TASK PROMPT:
Quote every line as given.

RECORD SET:
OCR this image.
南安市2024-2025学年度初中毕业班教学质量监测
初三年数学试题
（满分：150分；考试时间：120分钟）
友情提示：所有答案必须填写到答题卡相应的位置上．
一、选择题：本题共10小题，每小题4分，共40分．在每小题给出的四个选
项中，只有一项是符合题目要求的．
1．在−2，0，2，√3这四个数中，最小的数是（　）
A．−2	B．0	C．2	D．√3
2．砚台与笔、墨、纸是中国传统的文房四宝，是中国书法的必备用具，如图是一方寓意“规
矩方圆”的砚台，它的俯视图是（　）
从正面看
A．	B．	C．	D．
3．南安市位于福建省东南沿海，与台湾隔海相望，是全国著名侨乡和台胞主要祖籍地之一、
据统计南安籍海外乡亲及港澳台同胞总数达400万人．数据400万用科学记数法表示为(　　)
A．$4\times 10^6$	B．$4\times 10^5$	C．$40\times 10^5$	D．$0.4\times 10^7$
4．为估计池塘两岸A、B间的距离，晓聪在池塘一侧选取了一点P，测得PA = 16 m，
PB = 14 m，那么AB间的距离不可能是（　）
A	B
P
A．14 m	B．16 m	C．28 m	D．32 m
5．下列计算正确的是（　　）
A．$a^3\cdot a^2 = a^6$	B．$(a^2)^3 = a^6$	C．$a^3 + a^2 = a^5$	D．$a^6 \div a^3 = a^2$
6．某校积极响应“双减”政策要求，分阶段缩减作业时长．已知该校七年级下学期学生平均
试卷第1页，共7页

ANSWER TO THIS PROBLEM:
OCR this image.
南安市2024-2025学年度初中毕业班教学质量监测
初三年数学试题
（满分：150分；考试时间：120分钟）
友情提示：所有答案必须填写到答题卡相应的位置上．
一、选择题：本题共10小题，每小题4分，共40分．在每小题给出的四个选
项中，只有一项是符合题目要求的．
1．在−2，0，2，√3这四个数中，最小的数是（　）
A．−2	B．0	C．2	D．√3
2．砚台与笔、墨、纸是中国传统的文房四宝，是中国书法的必备用具，如图是一方寓意“规
矩方圆”的砚台，它的俯视图是（　）
从正面看
A．	B．	C．	D．
3．南安市位于福建省东南沿海，与台湾隔海相望，是全国著名侨乡和台胞主要祖籍地之一、
据统计南安籍海外乡亲及港澳台同胞总数达400万人．数据400万用科学记数法表示为(　　)
A．$4\times 10^6$	B．$4\times 10^5$	C．$40\times 10^5$	D．$0.4\times 10^7$
4．为估计池塘两岸A、B间的距离，晓聪在池塘一侧选取了一点P，测得PA = 16 m，
PB = 14 m，那么AB间的距离不可能是（　）
A	B
P
A．14 m	B．16 m	C．28 m	D．32 m
5．下列计算正确的是（　　）
A．$a^3\cdot a^2 = a^6$	B．$(a^2)^3 = a^6$	C．$a^3 + a^2 = a^5$	D．$a^6 \div a^3 = a^2$
6．某校积极响应“双减”政策要求，分阶段缩减作业时长．已知该校七年级下学期学生平均
试卷第1页，共7页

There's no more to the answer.